Records to process
======
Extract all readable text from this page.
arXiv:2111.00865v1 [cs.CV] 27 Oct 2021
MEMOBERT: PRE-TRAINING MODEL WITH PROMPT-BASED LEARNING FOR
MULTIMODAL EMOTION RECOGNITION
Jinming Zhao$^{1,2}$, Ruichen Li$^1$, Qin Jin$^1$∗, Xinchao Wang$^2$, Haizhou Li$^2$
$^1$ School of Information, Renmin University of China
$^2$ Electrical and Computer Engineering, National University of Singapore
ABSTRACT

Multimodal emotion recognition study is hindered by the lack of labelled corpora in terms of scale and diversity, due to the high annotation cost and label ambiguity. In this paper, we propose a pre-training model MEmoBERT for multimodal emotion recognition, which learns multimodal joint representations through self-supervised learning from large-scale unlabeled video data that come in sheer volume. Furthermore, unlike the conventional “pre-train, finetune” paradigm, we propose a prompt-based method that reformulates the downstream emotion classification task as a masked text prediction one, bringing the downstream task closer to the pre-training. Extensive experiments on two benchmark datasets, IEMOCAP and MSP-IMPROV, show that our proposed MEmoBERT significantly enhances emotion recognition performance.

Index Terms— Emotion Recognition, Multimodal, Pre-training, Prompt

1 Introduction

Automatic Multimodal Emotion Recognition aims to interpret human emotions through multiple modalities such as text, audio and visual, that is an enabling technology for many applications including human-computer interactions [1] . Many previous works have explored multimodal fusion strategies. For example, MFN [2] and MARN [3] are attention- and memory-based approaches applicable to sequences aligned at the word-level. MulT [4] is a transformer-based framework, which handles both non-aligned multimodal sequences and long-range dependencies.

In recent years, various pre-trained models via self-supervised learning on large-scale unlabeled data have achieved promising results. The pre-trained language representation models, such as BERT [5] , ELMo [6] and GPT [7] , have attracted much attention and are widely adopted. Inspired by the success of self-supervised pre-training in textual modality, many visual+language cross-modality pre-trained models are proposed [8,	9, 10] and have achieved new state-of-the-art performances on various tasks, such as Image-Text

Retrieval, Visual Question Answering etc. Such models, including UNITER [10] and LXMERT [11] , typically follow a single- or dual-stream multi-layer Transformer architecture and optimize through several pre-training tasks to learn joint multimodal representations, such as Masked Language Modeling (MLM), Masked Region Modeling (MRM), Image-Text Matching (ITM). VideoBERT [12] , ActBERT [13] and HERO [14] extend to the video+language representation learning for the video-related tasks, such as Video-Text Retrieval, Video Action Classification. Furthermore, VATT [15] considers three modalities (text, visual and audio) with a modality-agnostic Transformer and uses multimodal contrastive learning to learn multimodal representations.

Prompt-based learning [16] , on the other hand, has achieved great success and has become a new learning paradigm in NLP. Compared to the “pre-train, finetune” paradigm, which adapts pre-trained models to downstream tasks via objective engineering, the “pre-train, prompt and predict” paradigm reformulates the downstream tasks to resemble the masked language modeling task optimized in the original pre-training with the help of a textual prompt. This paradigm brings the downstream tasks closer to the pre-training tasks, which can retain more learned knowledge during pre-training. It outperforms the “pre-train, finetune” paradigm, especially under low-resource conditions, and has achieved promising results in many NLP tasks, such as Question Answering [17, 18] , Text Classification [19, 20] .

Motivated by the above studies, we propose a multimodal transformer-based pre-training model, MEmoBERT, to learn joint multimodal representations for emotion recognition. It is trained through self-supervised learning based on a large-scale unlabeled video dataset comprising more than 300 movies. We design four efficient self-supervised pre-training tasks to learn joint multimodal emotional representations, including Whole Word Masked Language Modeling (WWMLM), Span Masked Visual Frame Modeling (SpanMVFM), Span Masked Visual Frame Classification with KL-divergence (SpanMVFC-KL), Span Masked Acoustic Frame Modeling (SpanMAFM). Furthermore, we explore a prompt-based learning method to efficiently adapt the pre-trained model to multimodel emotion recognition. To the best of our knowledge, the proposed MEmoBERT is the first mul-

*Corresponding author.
======
Description of the task
Return every record above exactly as it appears.

Result for this exercise
Extract all readable text from this page.
arXiv:2111.00865v1 [cs.CV] 27 Oct 2021
MEMOBERT: PRE-TRAINING MODEL WITH PROMPT-BASED LEARNING FOR
MULTIMODAL EMOTION RECOGNITION
Jinming Zhao$^{1,2}$, Ruichen Li$^1$, Qin Jin$^1$∗, Xinchao Wang$^2$, Haizhou Li$^2$
$^1$ School of Information, Renmin University of China
$^2$ Electrical and Computer Engineering, National University of Singapore
ABSTRACT

Multimodal emotion recognition study is hindered by the lack of labelled corpora in terms of scale and diversity, due to the high annotation cost and label ambiguity. In this paper, we propose a pre-training model MEmoBERT for multimodal emotion recognition, which learns multimodal joint representations through self-supervised learning from large-scale unlabeled video data that come in sheer volume. Furthermore, unlike the conventional “pre-train, finetune” paradigm, we propose a prompt-based method that reformulates the downstream emotion classification task as a masked text prediction one, bringing the downstream task closer to the pre-training. Extensive experiments on two benchmark datasets, IEMOCAP and MSP-IMPROV, show that our proposed MEmoBERT significantly enhances emotion recognition performance.

Index Terms— Emotion Recognition, Multimodal, Pre-training, Prompt

1 Introduction

Automatic Multimodal Emotion Recognition aims to interpret human emotions through multiple modalities such as text, audio and visual, that is an enabling technology for many applications including human-computer interactions [1] . Many previous works have explored multimodal fusion strategies. For example, MFN [2] and MARN [3] are attention- and memory-based approaches applicable to sequences aligned at the word-level. MulT [4] is a transformer-based framework, which handles both non-aligned multimodal sequences and long-range dependencies.

In recent years, various pre-trained models via self-supervised learning on large-scale unlabeled data have achieved promising results. The pre-trained language representation models, such as BERT [5] , ELMo [6] and GPT [7] , have attracted much attention and are widely adopted. Inspired by the success of self-supervised pre-training in textual modality, many visual+language cross-modality pre-trained models are proposed [8,	9, 10] and have achieved new state-of-the-art performances on various tasks, such as Image-Text

Retrieval, Visual Question Answering etc. Such models, including UNITER [10] and LXMERT [11] , typically follow a single- or dual-stream multi-layer Transformer architecture and optimize through several pre-training tasks to learn joint multimodal representations, such as Masked Language Modeling (MLM), Masked Region Modeling (MRM), Image-Text Matching (ITM). VideoBERT [12] , ActBERT [13] and HERO [14] extend to the video+language representation learning for the video-related tasks, such as Video-Text Retrieval, Video Action Classification. Furthermore, VATT [15] considers three modalities (text, visual and audio) with a modality-agnostic Transformer and uses multimodal contrastive learning to learn multimodal representations.

Prompt-based learning [16] , on the other hand, has achieved great success and has become a new learning paradigm in NLP. Compared to the “pre-train, finetune” paradigm, which adapts pre-trained models to downstream tasks via objective engineering, the “pre-train, prompt and predict” paradigm reformulates the downstream tasks to resemble the masked language modeling task optimized in the original pre-training with the help of a textual prompt. This paradigm brings the downstream tasks closer to the pre-training tasks, which can retain more learned knowledge during pre-training. It outperforms the “pre-train, finetune” paradigm, especially under low-resource conditions, and has achieved promising results in many NLP tasks, such as Question Answering [17, 18] , Text Classification [19, 20] .

Motivated by the above studies, we propose a multimodal transformer-based pre-training model, MEmoBERT, to learn joint multimodal representations for emotion recognition. It is trained through self-supervised learning based on a large-scale unlabeled video dataset comprising more than 300 movies. We design four efficient self-supervised pre-training tasks to learn joint multimodal emotional representations, including Whole Word Masked Language Modeling (WWMLM), Span Masked Visual Frame Modeling (SpanMVFM), Span Masked Visual Frame Classification with KL-divergence (SpanMVFC-KL), Span Masked Acoustic Frame Modeling (SpanMAFM). Furthermore, we explore a prompt-based learning method to efficiently adapt the pre-trained model to multimodel emotion recognition. To the best of our knowledge, the proposed MEmoBERT is the first mul-

*Corresponding author.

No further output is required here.